:: TASK REQUIREMENTS ::
• A. From the sentence beginning "Shortly after the video went up" in the article about the YouTuber prosecuted for playing Pokémon Go in church, list each step taken against Sokolovsky.
• B. Continue the article about the YouTuber prosecuted for playing Pokémon Go in church, starting after its final sentence.
--- start PROVIDED PASSAGE ---
Prosecutor calls for maximum sentence for YouTuber after his video criticising blasphemy law and playing Pokémon Go in church.

It sounds ludicrous, but Ruslan Sokolovsky uploaded a vlog last year in which he shows a news clip that explains that anyone caught playing Pokémon Go in church could be fined up to half a million rubles, or in extreme cases, could be jailed for up to 3 years.

Sokolovsky criticises these measures that are covered under the country's blasphemy bill.

“Actions offending believers' feelings," form part of the bill, as they're "harmful for the whole society by creating conflict situation within it,” said Irina Yarovaya, a United Russia deputy and one of the bill's initiators.

The law came into play in 2013 after Pussy Riot's anti-Putin protest concert held in Moscow’s Saviour Cathedral. The crime is punishable by jail time and although the threat alone has acted as a sufficient deterrent, it was applied for the first time in March last year, just a few months before Sokolovsky made his video.

After the intro, he heads into the Church of All Saints in Yekaterinburg - which is a apparently a Pokémon Gym, so he's not the first to play there - and he wraps up the video with a Jesus joke.

Shortly after the video went up, state prosecutors accused Sokolovsky of inciting religious hatred and he was arrested and sent to pre-trial detention before eventually being released on bail and put under house arrest, according to Reuters.
--- end PROVIDED PASSAGE ---
--- start INFORMATION SUPPLIED ---
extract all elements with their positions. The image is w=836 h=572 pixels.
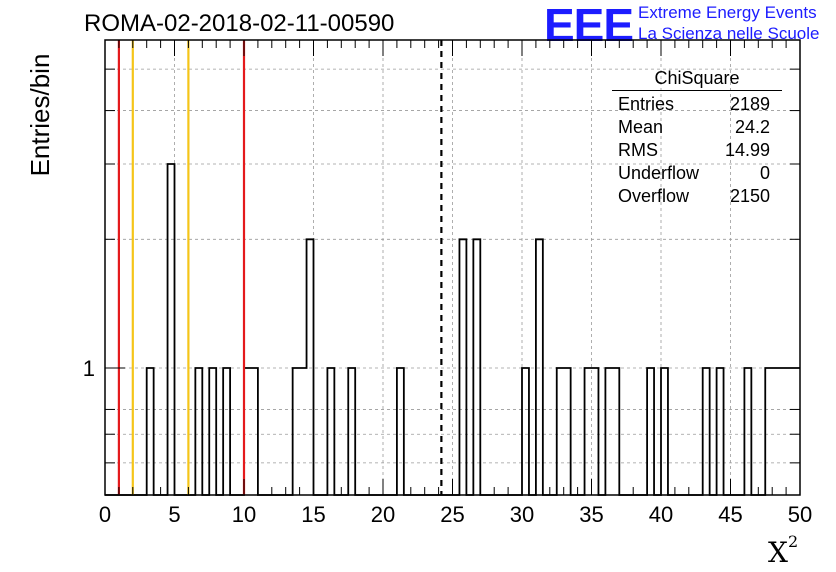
--- end INFORMATION SUPPLIED ---
:: RESULTS OF THE EXERCISE ::
• A.
- Accused by state prosecutors of inciting religious hatred
- Arrested
- Sent to pre-trial detention
- Released on bail
- Put under house arrest

• B.
The case is now in court and the prosecutor is calling for Sokolovsky to be jailed.

"I believe that there is no reason to exempt the defendant from liability," the prosecutor told the court on Friday, the TASS news agency reported. "There is also no reason to sentence him to a fine ... I request that the court sentence him to 3.5 years in a penal colony."

"I'm in shock," Sokolovsky told the court after hearing this. "I have been in jail, I was there for three months, and it is the doorway to hell."

“I do not consider myself an extremist, maybe I’m an idiot, but not in any way an extremist.”

The verdict will be passed on May 11.

Any law that curtails speech is the first step along the road to madness. Hurt feelings are a matter of subjectivity, and the matter of context and intent can be manipulated or ignored. We'll see how things pan out for Sokolovsky later this month.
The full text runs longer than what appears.